[Start]
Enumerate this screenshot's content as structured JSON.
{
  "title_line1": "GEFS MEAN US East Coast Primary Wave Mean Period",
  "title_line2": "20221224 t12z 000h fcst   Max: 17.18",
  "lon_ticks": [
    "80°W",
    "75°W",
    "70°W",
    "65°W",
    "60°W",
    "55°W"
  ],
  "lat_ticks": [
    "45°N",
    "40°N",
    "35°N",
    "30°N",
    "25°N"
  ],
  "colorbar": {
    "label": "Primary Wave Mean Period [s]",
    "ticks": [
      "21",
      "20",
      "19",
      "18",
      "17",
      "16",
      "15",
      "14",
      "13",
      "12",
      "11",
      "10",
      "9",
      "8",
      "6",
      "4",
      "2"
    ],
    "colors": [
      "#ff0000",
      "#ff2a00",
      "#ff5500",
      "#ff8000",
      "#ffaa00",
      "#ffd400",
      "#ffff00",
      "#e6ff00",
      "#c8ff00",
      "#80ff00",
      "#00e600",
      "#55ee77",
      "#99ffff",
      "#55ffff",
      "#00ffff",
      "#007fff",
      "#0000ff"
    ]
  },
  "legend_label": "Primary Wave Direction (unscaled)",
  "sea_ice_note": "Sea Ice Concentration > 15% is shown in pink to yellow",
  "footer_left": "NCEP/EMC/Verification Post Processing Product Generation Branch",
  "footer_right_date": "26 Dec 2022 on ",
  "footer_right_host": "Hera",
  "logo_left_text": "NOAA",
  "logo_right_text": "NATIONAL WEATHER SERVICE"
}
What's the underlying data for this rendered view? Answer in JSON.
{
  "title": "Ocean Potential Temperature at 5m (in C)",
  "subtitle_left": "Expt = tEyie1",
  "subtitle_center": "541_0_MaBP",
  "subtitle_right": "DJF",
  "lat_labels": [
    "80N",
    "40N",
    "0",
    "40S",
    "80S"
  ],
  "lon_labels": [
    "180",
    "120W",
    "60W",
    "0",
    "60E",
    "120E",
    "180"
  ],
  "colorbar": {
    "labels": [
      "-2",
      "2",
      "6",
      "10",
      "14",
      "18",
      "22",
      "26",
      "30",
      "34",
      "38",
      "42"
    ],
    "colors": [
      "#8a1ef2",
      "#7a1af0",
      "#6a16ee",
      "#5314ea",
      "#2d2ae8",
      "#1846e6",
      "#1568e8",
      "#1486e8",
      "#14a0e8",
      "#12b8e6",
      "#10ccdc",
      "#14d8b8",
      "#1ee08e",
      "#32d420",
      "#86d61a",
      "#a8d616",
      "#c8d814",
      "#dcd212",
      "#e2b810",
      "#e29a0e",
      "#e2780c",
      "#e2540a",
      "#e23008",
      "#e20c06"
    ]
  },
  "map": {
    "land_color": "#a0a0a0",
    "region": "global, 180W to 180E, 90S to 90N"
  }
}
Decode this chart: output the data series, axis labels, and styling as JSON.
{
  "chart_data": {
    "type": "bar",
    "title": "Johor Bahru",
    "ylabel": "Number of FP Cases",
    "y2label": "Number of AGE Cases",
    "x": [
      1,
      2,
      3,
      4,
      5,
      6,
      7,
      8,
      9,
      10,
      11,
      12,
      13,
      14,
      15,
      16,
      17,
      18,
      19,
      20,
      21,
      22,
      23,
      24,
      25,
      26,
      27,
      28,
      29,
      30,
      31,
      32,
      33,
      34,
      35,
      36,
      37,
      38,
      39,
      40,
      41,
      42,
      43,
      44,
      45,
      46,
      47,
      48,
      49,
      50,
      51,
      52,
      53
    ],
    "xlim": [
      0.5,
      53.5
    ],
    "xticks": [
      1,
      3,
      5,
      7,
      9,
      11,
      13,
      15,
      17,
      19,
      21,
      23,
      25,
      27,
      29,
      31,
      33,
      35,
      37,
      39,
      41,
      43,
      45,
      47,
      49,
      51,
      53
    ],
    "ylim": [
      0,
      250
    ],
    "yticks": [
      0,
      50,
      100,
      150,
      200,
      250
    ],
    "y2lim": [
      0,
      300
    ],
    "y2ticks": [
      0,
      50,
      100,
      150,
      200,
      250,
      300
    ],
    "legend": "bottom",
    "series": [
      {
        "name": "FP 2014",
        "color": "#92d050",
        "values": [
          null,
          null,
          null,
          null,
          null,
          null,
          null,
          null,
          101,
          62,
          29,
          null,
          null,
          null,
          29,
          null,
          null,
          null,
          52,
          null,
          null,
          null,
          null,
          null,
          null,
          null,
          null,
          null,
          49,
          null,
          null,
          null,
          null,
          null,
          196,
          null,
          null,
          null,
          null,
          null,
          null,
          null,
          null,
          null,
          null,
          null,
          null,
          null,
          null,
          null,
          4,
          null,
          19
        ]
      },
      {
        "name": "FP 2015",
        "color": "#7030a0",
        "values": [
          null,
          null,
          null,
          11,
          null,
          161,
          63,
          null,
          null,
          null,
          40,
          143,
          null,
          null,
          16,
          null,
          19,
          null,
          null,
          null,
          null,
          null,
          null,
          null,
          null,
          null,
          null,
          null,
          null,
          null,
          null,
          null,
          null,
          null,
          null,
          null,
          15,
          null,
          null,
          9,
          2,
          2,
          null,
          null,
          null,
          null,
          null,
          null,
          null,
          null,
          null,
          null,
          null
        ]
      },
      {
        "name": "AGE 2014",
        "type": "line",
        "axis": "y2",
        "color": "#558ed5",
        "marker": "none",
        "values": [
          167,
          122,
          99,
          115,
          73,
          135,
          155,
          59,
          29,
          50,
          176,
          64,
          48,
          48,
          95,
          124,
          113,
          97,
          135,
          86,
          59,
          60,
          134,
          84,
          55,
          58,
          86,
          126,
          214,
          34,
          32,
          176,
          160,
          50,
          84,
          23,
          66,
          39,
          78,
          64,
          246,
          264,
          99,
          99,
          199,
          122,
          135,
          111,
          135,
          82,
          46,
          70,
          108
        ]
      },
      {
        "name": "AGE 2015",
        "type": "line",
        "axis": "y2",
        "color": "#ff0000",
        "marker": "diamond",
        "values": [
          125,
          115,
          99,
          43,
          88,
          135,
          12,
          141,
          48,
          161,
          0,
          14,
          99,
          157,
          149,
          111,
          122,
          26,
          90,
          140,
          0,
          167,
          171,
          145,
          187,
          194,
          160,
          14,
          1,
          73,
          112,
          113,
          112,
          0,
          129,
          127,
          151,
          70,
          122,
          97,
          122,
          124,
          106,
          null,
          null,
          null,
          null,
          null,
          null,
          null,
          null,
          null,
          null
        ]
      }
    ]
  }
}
[End]
# [The problem]
Each entry above is to be set down again in exactly the same words.

# [Full response]
Enumerate this screenshot's content as structured JSON.
{
  "title_line1": "GEFS MEAN US East Coast Primary Wave Mean Period",
  "title_line2": "20221224 t12z 000h fcst   Max: 17.18",
  "lon_ticks": [
    "80°W",
    "75°W",
    "70°W",
    "65°W",
    "60°W",
    "55°W"
  ],
  "lat_ticks": [
    "45°N",
    "40°N",
    "35°N",
    "30°N",
    "25°N"
  ],
  "colorbar": {
    "label": "Primary Wave Mean Period [s]",
    "ticks": [
      "21",
      "20",
      "19",
      "18",
      "17",
      "16",
      "15",
      "14",
      "13",
      "12",
      "11",
      "10",
      "9",
      "8",
      "6",
      "4",
      "2"
    ],
    "colors": [
      "#ff0000",
      "#ff2a00",
      "#ff5500",
      "#ff8000",
      "#ffaa00",
      "#ffd400",
      "#ffff00",
      "#e6ff00",
      "#c8ff00",
      "#80ff00",
      "#00e600",
      "#55ee77",
      "#99ffff",
      "#55ffff",
      "#00ffff",
      "#007fff",
      "#0000ff"
    ]
  },
  "legend_label": "Primary Wave Direction (unscaled)",
  "sea_ice_note": "Sea Ice Concentration > 15% is shown in pink to yellow",
  "footer_left": "NCEP/EMC/Verification Post Processing Product Generation Branch",
  "footer_right_date": "26 Dec 2022 on ",
  "footer_right_host": "Hera",
  "logo_left_text": "NOAA",
  "logo_right_text": "NATIONAL WEATHER SERVICE"
}
What's the underlying data for this rendered view? Answer in JSON.
{
  "title": "Ocean Potential Temperature at 5m (in C)",
  "subtitle_left": "Expt = tEyie1",
  "subtitle_center": "541_0_MaBP",
  "subtitle_right": "DJF",
  "lat_labels": [
    "80N",
    "40N",
    "0",
    "40S",
    "80S"
  ],
  "lon_labels": [
    "180",
    "120W",
    "60W",
    "0",
    "60E",
    "120E",
    "180"
  ],
  "colorbar": {
    "labels": [
      "-2",
      "2",
      "6",
      "10",
      "14",
      "18",
      "22",
      "26",
      "30",
      "34",
      "38",
      "42"
    ],
    "colors": [
      "#8a1ef2",
      "#7a1af0",
      "#6a16ee",
      "#5314ea",
      "#2d2ae8",
      "#1846e6",
      "#1568e8",
      "#1486e8",
      "#14a0e8",
      "#12b8e6",
      "#10ccdc",
      "#14d8b8",
      "#1ee08e",
      "#32d420",
      "#86d61a",
      "#a8d616",
      "#c8d814",
      "#dcd212",
      "#e2b810",
      "#e29a0e",
      "#e2780c",
      "#e2540a",
      "#e23008",
      "#e20c06"
    ]
  },
  "map": {
    "land_color": "#a0a0a0",
    "region": "global, 180W to 180E, 90S to 90N"
  }
}
Decode this chart: output the data series, axis labels, and styling as JSON.
{
  "chart_data": {
    "type": "bar",
    "title": "Johor Bahru",
    "ylabel": "Number of FP Cases",
    "y2label": "Number of AGE Cases",
    "x": [
      1,
      2,
      3,
      4,
      5,
      6,
      7,
      8,
      9,
      10,
      11,
      12,
      13,
      14,
      15,
      16,
      17,
      18,
      19,
      20,
      21,
      22,
      23,
      24,
      25,
      26,
      27,
      28,
      29,
      30,
      31,
      32,
      33,
      34,
      35,
      36,
      37,
      38,
      39,
      40,
      41,
      42,
      43,
      44,
      45,
      46,
      47,
      48,
      49,
      50,
      51,
      52,
      53
    ],
    "xlim": [
      0.5,
      53.5
    ],
    "xticks": [
      1,
      3,
      5,
      7,
      9,
      11,
      13,
      15,
      17,
      19,
      21,
      23,
      25,
      27,
      29,
      31,
      33,
      35,
      37,
      39,
      41,
      43,
      45,
      47,
      49,
      51,
      53
    ],
    "ylim": [
      0,
      250
    ],
    "yticks": [
      0,
      50,
      100,
      150,
      200,
      250
    ],
    "y2lim": [
      0,
      300
    ],
    "y2ticks": [
      0,
      50,
      100,
      150,
      200,
      250,
      300
    ],
    "legend": "bottom",
    "series": [
      {
        "name": "FP 2014",
        "color": "#92d050",
        "values": [
          null,
          null,
          null,
          null,
          null,
          null,
          null,
          null,
          101,
          62,
          29,
          null,
          null,
          null,
          29,
          null,
          null,
          null,
          52,
          null,
          null,
          null,
          null,
          null,
          null,
          null,
          null,
          null,
          49,
          null,
          null,
          null,
          null,
          null,
          196,
          null,
          null,
          null,
          null,
          null,
          null,
          null,
          null,
          null,
          null,
          null,
          null,
          null,
          null,
          null,
          4,
          null,
          19
        ]
      },
      {
        "name": "FP 2015",
        "color": "#7030a0",
        "values": [
          null,
          null,
          null,
          11,
          null,
          161,
          63,
          null,
          null,
          null,
          40,
          143,
          null,
          null,
          16,
          null,
          19,
          null,
          null,
          null,
          null,
          null,
          null,
          null,
          null,
          null,
          null,
          null,
          null,
          null,
          null,
          null,
          null,
          null,
          null,
          null,
          15,
          null,
          null,
          9,
          2,
          2,
          null,
          null,
          null,
          null,
          null,
          null,
          null,
          null,
          null,
          null,
          null
        ]
      },
      {
        "name": "AGE 2014",
        "type": "line",
        "axis": "y2",
        "color": "#558ed5",
        "marker": "none",
        "values": [
          167,
          122,
          99,
          115,
          73,
          135,
          155,
          59,
          29,
          50,
          176,
          64,
          48,
          48,
          95,
          124,
          113,
          97,
          135,
          86,
          59,
          60,
          134,
          84,
          55,
          58,
          86,
          126,
          214,
          34,
          32,
          176,
          160,
          50,
          84,
          23,
          66,
          39,
          78,
          64,
          246,
          264,
          99,
          99,
          199,
          122,
          135,
          111,
          135,
          82,
          46,
          70,
          108
        ]
      },
      {
        "name": "AGE 2015",
        "type": "line",
        "axis": "y2",
        "color": "#ff0000",
        "marker": "diamond",
        "values": [
          125,
          115,
          99,
          43,
          88,
          135,
          12,
          141,
          48,
          161,
          0,
          14,
          99,
          157,
          149,
          111,
          122,
          26,
          90,
          140,
          0,
          167,
          171,
          145,
          187,
          194,
          160,
          14,
          1,
          73,
          112,
          113,
          112,
          0,
          129,
          127,
          151,
          70,
          122,
          97,
          122,
          124,
          106,
          null,
          null,
          null,
          null,
          null,
          null,
          null,
          null,
          null,
          null
        ]
      }
    ]
  }
}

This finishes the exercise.